» **Given exercise**: Your task is to repeat the entries word for word while leaving out the pictures.

------------------------

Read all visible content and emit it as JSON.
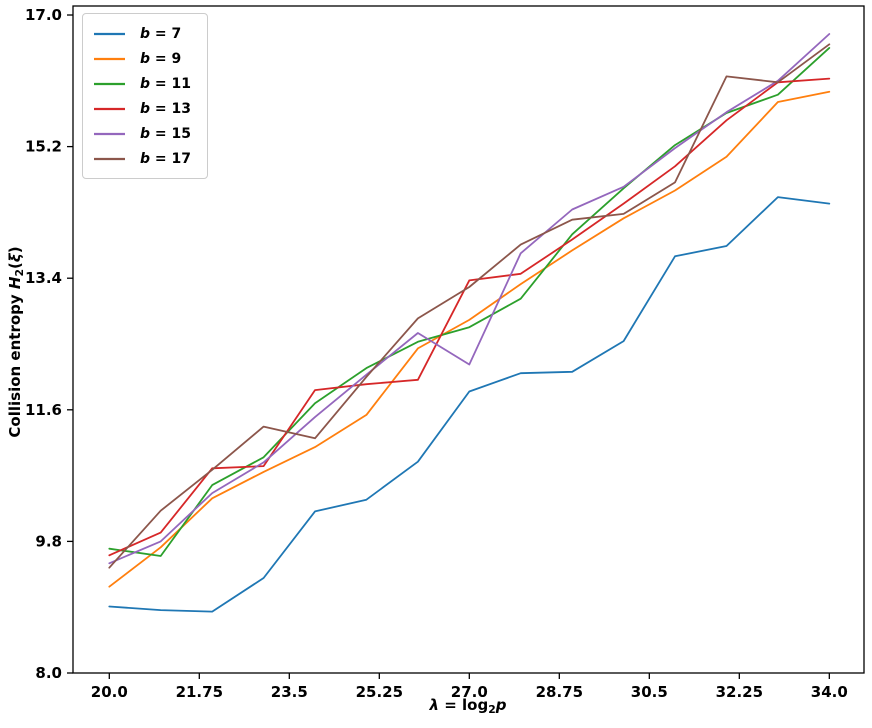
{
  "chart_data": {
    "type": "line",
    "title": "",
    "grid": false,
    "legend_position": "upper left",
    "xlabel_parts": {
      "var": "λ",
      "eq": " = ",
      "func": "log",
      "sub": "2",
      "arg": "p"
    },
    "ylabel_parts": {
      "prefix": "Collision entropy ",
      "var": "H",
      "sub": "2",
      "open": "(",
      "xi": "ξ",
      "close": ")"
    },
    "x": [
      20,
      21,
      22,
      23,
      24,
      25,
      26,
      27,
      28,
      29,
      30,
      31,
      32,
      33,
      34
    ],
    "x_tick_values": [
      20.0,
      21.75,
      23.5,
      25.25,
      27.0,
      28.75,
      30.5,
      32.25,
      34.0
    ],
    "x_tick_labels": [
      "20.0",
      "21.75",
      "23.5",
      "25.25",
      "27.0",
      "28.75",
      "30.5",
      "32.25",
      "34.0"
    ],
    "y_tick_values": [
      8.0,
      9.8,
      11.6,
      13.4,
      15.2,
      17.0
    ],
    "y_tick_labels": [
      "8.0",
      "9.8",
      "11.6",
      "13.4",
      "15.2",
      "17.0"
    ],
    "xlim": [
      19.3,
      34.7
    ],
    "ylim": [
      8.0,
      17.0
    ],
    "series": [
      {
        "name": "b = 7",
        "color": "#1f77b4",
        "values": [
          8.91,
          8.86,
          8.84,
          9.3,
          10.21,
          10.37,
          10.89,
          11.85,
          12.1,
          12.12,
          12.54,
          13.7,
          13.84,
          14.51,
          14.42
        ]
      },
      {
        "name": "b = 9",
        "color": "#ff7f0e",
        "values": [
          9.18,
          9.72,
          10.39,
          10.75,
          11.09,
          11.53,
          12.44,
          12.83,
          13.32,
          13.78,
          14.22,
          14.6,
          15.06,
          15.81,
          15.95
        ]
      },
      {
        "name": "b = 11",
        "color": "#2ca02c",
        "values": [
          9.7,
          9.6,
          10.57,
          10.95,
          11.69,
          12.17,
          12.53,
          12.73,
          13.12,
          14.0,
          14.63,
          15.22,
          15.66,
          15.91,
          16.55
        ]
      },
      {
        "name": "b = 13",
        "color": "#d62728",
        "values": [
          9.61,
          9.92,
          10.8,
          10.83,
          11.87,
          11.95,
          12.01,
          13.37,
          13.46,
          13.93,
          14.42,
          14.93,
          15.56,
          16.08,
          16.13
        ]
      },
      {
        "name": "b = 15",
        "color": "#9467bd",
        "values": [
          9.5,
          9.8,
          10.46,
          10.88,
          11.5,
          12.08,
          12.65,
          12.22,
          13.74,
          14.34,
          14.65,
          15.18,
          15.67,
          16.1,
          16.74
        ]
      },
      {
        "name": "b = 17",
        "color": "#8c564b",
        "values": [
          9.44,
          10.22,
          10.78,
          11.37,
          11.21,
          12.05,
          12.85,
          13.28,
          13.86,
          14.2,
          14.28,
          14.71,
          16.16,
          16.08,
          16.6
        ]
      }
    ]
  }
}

------------------------

» **Answer for the task**:
Read all visible content and emit it as JSON.
{
  "chart_data": {
    "type": "line",
    "title": "",
    "grid": false,
    "legend_position": "upper left",
    "xlabel_parts": {
      "var": "λ",
      "eq": " = ",
      "func": "log",
      "sub": "2",
      "arg": "p"
    },
    "ylabel_parts": {
      "prefix": "Collision entropy ",
      "var": "H",
      "sub": "2",
      "open": "(",
      "xi": "ξ",
      "close": ")"
    },
    "x": [
      20,
      21,
      22,
      23,
      24,
      25,
      26,
      27,
      28,
      29,
      30,
      31,
      32,
      33,
      34
    ],
    "x_tick_values": [
      20.0,
      21.75,
      23.5,
      25.25,
      27.0,
      28.75,
      30.5,
      32.25,
      34.0
    ],
    "x_tick_labels": [
      "20.0",
      "21.75",
      "23.5",
      "25.25",
      "27.0",
      "28.75",
      "30.5",
      "32.25",
      "34.0"
    ],
    "y_tick_values": [
      8.0,
      9.8,
      11.6,
      13.4,
      15.2,
      17.0
    ],
    "y_tick_labels": [
      "8.0",
      "9.8",
      "11.6",
      "13.4",
      "15.2",
      "17.0"
    ],
    "xlim": [
      19.3,
      34.7
    ],
    "ylim": [
      8.0,
      17.0
    ],
    "series": [
      {
        "name": "b = 7",
        "color": "#1f77b4",
        "values": [
          8.91,
          8.86,
          8.84,
          9.3,
          10.21,
          10.37,
          10.89,
          11.85,
          12.1,
          12.12,
          12.54,
          13.7,
          13.84,
          14.51,
          14.42
        ]
      },
      {
        "name": "b = 9",
        "color": "#ff7f0e",
        "values": [
          9.18,
          9.72,
          10.39,
          10.75,
          11.09,
          11.53,
          12.44,
          12.83,
          13.32,
          13.78,
          14.22,
          14.6,
          15.06,
          15.81,
          15.95
        ]
      },
      {
        "name": "b = 11",
        "color": "#2ca02c",
        "values": [
          9.7,
          9.6,
          10.57,
          10.95,
          11.69,
          12.17,
          12.53,
          12.73,
          13.12,
          14.0,
          14.63,
          15.22,
          15.66,
          15.91,
          16.55
        ]
      },
      {
        "name": "b = 13",
        "color": "#d62728",
        "values": [
          9.61,
          9.92,
          10.8,
          10.83,
          11.87,
          11.95,
          12.01,
          13.37,
          13.46,
          13.93,
          14.42,
          14.93,
          15.56,
          16.08,
          16.13
        ]
      },
      {
        "name": "b = 15",
        "color": "#9467bd",
        "values": [
          9.5,
          9.8,
          10.46,
          10.88,
          11.5,
          12.08,
          12.65,
          12.22,
          13.74,
          14.34,
          14.65,
          15.18,
          15.67,
          16.1,
          16.74
        ]
      },
      {
        "name": "b = 17",
        "color": "#8c564b",
        "values": [
          9.44,
          10.22,
          10.78,
          11.37,
          11.21,
          12.05,
          12.85,
          13.28,
          13.86,
          14.2,
          14.28,
          14.71,
          16.16,
          16.08,
          16.6
        ]
      }
    ]
  }
}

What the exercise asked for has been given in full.